== Records

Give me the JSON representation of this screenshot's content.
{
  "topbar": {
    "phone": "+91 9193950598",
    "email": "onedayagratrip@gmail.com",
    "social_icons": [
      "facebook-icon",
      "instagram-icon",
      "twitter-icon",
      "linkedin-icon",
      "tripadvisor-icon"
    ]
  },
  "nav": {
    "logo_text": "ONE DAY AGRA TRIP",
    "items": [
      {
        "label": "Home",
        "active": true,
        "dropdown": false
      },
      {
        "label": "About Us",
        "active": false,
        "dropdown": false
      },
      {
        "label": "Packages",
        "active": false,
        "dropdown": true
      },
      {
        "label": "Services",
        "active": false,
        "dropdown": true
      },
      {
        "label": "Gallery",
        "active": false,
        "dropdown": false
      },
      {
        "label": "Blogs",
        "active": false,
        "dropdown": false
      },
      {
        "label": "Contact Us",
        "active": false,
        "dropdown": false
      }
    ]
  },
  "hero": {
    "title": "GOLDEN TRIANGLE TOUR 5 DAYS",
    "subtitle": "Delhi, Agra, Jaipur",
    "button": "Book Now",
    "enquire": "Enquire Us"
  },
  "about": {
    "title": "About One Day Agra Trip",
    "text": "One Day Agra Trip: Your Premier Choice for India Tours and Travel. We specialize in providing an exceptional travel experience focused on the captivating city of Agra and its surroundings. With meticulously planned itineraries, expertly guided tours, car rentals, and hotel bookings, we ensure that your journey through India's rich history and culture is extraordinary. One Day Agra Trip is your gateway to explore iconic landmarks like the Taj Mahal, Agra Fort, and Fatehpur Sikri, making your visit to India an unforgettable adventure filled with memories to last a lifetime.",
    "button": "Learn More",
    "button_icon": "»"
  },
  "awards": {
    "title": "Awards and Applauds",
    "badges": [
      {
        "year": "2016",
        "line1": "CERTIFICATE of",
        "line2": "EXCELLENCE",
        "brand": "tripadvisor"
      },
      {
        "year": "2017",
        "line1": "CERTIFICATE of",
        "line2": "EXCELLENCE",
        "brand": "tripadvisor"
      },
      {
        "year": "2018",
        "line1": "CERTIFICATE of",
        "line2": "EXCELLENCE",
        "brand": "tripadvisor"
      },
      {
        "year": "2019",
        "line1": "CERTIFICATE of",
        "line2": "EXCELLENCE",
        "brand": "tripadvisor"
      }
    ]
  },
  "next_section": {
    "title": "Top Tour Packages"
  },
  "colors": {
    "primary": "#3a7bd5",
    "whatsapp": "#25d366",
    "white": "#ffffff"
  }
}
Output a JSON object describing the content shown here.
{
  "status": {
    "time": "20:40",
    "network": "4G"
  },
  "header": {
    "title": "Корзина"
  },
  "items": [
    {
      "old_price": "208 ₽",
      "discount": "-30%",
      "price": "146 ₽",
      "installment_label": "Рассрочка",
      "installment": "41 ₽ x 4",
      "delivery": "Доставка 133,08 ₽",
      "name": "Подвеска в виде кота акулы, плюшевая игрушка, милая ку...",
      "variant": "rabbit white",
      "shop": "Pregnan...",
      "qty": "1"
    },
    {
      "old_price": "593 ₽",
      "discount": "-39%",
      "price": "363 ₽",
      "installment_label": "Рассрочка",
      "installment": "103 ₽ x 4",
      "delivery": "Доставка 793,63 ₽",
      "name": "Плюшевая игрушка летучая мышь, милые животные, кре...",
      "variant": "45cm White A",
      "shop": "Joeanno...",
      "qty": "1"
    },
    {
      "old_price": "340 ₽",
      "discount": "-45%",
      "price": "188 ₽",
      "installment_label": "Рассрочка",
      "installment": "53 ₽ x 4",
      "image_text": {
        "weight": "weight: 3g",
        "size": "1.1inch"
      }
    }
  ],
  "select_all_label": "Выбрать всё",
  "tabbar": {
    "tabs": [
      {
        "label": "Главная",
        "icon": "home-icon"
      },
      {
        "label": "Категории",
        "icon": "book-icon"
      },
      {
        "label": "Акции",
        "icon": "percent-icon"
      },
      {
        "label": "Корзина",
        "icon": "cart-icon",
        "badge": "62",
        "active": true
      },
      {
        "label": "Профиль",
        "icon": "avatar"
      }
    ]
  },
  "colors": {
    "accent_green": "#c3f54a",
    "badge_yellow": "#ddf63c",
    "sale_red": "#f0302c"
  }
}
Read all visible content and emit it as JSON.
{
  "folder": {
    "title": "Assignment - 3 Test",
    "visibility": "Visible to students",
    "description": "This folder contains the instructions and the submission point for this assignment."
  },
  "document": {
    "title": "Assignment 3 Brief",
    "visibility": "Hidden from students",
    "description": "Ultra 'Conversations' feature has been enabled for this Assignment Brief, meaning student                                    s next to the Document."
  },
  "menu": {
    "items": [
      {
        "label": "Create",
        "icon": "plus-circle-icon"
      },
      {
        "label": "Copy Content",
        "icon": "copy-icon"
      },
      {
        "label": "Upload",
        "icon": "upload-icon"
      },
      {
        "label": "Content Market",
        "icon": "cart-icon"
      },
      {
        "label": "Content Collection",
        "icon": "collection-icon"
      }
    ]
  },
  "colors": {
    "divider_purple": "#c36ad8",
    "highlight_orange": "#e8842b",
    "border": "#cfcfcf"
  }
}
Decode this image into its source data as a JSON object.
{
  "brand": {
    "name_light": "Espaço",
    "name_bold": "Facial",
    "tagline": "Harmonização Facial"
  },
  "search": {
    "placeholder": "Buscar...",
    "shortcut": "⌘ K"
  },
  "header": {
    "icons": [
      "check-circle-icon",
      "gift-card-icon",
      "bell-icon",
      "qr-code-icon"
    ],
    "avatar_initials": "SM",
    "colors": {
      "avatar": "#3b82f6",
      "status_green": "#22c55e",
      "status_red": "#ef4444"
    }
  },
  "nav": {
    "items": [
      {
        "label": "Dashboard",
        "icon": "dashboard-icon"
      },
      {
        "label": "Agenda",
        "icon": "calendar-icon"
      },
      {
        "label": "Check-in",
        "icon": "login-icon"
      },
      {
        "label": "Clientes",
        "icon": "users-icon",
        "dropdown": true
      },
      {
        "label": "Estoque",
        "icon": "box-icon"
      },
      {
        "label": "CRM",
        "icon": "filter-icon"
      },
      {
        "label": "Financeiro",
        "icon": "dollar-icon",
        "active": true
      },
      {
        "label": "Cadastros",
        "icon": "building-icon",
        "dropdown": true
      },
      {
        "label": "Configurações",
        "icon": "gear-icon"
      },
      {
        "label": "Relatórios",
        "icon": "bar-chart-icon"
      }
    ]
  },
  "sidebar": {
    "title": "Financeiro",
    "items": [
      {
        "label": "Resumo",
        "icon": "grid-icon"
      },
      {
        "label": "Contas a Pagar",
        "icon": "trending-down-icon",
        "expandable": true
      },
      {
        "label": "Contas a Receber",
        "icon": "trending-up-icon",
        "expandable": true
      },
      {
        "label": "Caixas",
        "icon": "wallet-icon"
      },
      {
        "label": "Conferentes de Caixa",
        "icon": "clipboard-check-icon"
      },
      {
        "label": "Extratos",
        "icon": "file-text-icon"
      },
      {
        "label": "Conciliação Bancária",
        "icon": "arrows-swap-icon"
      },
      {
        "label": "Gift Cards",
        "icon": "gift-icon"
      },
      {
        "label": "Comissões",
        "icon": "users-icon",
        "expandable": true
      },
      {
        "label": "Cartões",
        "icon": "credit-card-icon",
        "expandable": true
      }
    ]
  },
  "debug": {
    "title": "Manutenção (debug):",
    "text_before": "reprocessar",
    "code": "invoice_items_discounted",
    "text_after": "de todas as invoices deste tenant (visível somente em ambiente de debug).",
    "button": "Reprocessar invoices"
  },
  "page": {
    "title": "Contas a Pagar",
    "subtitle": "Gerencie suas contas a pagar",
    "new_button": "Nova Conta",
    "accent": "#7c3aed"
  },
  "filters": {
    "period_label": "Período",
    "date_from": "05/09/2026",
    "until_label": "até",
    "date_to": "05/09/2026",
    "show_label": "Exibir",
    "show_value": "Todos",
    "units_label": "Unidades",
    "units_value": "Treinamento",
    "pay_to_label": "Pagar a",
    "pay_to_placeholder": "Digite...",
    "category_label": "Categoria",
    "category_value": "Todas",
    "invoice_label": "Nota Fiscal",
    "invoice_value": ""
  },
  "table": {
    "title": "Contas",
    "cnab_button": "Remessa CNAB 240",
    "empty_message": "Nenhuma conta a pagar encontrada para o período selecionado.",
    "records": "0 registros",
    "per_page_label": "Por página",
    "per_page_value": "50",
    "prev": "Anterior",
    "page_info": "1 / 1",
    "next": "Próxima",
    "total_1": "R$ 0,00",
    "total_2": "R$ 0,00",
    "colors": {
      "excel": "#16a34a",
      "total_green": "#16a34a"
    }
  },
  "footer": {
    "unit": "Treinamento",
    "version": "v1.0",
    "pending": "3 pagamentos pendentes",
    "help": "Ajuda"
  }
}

====

Report only how many lines in the entries contain "folder".

## [Result]
2